▶ Data records:
——————————

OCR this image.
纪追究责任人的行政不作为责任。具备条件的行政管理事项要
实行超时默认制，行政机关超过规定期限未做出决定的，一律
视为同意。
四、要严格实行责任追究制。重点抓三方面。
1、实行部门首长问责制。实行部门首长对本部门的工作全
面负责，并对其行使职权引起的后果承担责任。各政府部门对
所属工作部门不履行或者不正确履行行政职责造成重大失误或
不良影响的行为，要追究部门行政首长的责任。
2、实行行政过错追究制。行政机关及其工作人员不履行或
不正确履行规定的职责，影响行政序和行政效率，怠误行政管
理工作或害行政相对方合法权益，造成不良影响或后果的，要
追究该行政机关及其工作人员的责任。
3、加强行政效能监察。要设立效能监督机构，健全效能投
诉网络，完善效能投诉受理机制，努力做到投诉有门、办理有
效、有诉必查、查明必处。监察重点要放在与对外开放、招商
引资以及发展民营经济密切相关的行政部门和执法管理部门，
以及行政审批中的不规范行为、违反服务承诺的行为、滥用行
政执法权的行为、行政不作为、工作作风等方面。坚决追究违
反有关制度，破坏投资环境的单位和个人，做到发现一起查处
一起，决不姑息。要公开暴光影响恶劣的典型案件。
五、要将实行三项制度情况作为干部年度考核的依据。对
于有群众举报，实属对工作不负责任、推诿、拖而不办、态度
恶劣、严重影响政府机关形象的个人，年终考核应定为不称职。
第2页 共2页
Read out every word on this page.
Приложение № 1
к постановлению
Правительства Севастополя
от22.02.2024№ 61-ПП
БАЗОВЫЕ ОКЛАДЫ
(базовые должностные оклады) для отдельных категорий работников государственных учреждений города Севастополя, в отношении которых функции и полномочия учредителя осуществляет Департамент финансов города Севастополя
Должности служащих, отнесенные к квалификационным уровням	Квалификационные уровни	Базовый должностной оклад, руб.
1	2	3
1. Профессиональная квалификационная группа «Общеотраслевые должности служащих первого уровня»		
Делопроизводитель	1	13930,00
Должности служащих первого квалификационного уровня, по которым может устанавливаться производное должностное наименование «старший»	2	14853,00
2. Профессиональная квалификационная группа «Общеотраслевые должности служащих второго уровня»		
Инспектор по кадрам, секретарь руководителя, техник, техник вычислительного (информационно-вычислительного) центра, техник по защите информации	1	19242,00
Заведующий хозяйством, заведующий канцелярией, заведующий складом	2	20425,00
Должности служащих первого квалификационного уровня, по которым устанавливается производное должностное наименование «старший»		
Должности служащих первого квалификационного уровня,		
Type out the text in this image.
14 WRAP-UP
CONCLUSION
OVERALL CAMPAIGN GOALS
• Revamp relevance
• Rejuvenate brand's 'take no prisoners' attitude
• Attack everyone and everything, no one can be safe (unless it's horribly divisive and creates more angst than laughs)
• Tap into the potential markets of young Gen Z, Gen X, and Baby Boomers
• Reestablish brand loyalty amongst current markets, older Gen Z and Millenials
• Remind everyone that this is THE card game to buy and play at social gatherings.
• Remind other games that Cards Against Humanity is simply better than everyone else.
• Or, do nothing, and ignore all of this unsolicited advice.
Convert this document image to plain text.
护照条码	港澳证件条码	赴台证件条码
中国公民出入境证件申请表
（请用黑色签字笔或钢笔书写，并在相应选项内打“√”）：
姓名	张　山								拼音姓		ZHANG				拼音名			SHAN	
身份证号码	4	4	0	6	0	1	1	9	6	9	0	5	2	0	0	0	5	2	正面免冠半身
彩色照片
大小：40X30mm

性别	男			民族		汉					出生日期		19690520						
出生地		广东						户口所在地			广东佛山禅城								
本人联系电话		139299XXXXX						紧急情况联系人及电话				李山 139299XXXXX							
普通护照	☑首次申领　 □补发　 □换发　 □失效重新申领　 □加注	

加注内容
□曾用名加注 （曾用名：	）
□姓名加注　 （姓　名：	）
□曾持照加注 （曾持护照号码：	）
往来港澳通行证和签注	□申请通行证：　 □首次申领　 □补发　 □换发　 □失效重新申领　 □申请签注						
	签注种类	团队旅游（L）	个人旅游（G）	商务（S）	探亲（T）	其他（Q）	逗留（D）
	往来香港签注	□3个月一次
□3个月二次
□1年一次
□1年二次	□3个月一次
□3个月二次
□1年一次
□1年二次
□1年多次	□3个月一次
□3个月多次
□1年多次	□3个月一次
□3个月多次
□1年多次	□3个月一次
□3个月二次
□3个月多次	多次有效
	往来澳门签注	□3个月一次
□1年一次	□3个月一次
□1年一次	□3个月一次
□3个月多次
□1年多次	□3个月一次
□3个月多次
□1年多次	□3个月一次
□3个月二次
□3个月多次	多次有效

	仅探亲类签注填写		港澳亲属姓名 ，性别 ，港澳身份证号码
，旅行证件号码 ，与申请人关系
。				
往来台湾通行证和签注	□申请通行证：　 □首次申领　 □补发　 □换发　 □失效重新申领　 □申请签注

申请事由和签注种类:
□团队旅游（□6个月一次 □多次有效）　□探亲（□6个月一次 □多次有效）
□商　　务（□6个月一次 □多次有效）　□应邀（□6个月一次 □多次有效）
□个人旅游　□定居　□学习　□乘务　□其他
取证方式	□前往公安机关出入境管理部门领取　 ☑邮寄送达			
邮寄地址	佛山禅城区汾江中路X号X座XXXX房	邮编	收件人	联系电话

——————————

▶ Brief:
Each line of the material must be restated exactly.

▶ Answer:
OCR this image.
纪追究责任人的行政不作为责任。具备条件的行政管理事项要
实行超时默认制，行政机关超过规定期限未做出决定的，一律
视为同意。
四、要严格实行责任追究制。重点抓三方面。
1、实行部门首长问责制。实行部门首长对本部门的工作全
面负责，并对其行使职权引起的后果承担责任。各政府部门对
所属工作部门不履行或者不正确履行行政职责造成重大失误或
不良影响的行为，要追究部门行政首长的责任。
2、实行行政过错追究制。行政机关及其工作人员不履行或
不正确履行规定的职责，影响行政序和行政效率，怠误行政管
理工作或害行政相对方合法权益，造成不良影响或后果的，要
追究该行政机关及其工作人员的责任。
3、加强行政效能监察。要设立效能监督机构，健全效能投
诉网络，完善效能投诉受理机制，努力做到投诉有门、办理有
效、有诉必查、查明必处。监察重点要放在与对外开放、招商
引资以及发展民营经济密切相关的行政部门和执法管理部门，
以及行政审批中的不规范行为、违反服务承诺的行为、滥用行
政执法权的行为、行政不作为、工作作风等方面。坚决追究违
反有关制度，破坏投资环境的单位和个人，做到发现一起查处
一起，决不姑息。要公开暴光影响恶劣的典型案件。
五、要将实行三项制度情况作为干部年度考核的依据。对
于有群众举报，实属对工作不负责任、推诿、拖而不办、态度
恶劣、严重影响政府机关形象的个人，年终考核应定为不称职。
第2页 共2页
Read out every word on this page.
Приложение № 1
к постановлению
Правительства Севастополя
от22.02.2024№ 61-ПП
БАЗОВЫЕ ОКЛАДЫ
(базовые должностные оклады) для отдельных категорий работников государственных учреждений города Севастополя, в отношении которых функции и полномочия учредителя осуществляет Департамент финансов города Севастополя
Должности служащих, отнесенные к квалификационным уровням	Квалификационные уровни	Базовый должностной оклад, руб.
1	2	3
1. Профессиональная квалификационная группа «Общеотраслевые должности служащих первого уровня»		
Делопроизводитель	1	13930,00
Должности служащих первого квалификационного уровня, по которым может устанавливаться производное должностное наименование «старший»	2	14853,00
2. Профессиональная квалификационная группа «Общеотраслевые должности служащих второго уровня»		
Инспектор по кадрам, секретарь руководителя, техник, техник вычислительного (информационно-вычислительного) центра, техник по защите информации	1	19242,00
Заведующий хозяйством, заведующий канцелярией, заведующий складом	2	20425,00
Должности служащих первого квалификационного уровня, по которым устанавливается производное должностное наименование «старший»		
Должности служащих первого квалификационного уровня,		
Type out the text in this image.
14 WRAP-UP
CONCLUSION
OVERALL CAMPAIGN GOALS
• Revamp relevance
• Rejuvenate brand's 'take no prisoners' attitude
• Attack everyone and everything, no one can be safe (unless it's horribly divisive and creates more angst than laughs)
• Tap into the potential markets of young Gen Z, Gen X, and Baby Boomers
• Reestablish brand loyalty amongst current markets, older Gen Z and Millenials
• Remind everyone that this is THE card game to buy and play at social gatherings.
• Remind other games that Cards Against Humanity is simply better than everyone else.
• Or, do nothing, and ignore all of this unsolicited advice.
Convert this document image to plain text.
护照条码	港澳证件条码	赴台证件条码
中国公民出入境证件申请表
（请用黑色签字笔或钢笔书写，并在相应选项内打“√”）：
姓名	张　山								拼音姓		ZHANG				拼音名			SHAN	
身份证号码	4	4	0	6	0	1	1	9	6	9	0	5	2	0	0	0	5	2	正面免冠半身
彩色照片
大小：40X30mm

性别	男			民族		汉					出生日期		19690520						
出生地		广东						户口所在地			广东佛山禅城								
本人联系电话		139299XXXXX						紧急情况联系人及电话				李山 139299XXXXX							
普通护照	☑首次申领　 □补发　 □换发　 □失效重新申领　 □加注	

加注内容
□曾用名加注 （曾用名：	）
□姓名加注　 （姓　名：	）
□曾持照加注 （曾持护照号码：	）
往来港澳通行证和签注	□申请通行证：　 □首次申领　 □补发　 □换发　 □失效重新申领　 □申请签注						
	签注种类	团队旅游（L）	个人旅游（G）	商务（S）	探亲（T）	其他（Q）	逗留（D）
	往来香港签注	□3个月一次
□3个月二次
□1年一次
□1年二次	□3个月一次
□3个月二次
□1年一次
□1年二次
□1年多次	□3个月一次
□3个月多次
□1年多次	□3个月一次
□3个月多次
□1年多次	□3个月一次
□3个月二次
□3个月多次	多次有效
	往来澳门签注	□3个月一次
□1年一次	□3个月一次
□1年一次	□3个月一次
□3个月多次
□1年多次	□3个月一次
□3个月多次
□1年多次	□3个月一次
□3个月二次
□3个月多次	多次有效

	仅探亲类签注填写		港澳亲属姓名 ，性别 ，港澳身份证号码
，旅行证件号码 ，与申请人关系
。				
往来台湾通行证和签注	□申请通行证：　 □首次申领　 □补发　 □换发　 □失效重新申领　 □申请签注

申请事由和签注种类:
□团队旅游（□6个月一次 □多次有效）　□探亲（□6个月一次 □多次有效）
□商　　务（□6个月一次 □多次有效）　□应邀（□6个月一次 □多次有效）
□个人旅游　□定居　□学习　□乘务　□其他
取证方式	□前往公安机关出入境管理部门领取　 ☑邮寄送达			
邮寄地址	佛山禅城区汾江中路X号X座XXXX房	邮编	收件人	联系电话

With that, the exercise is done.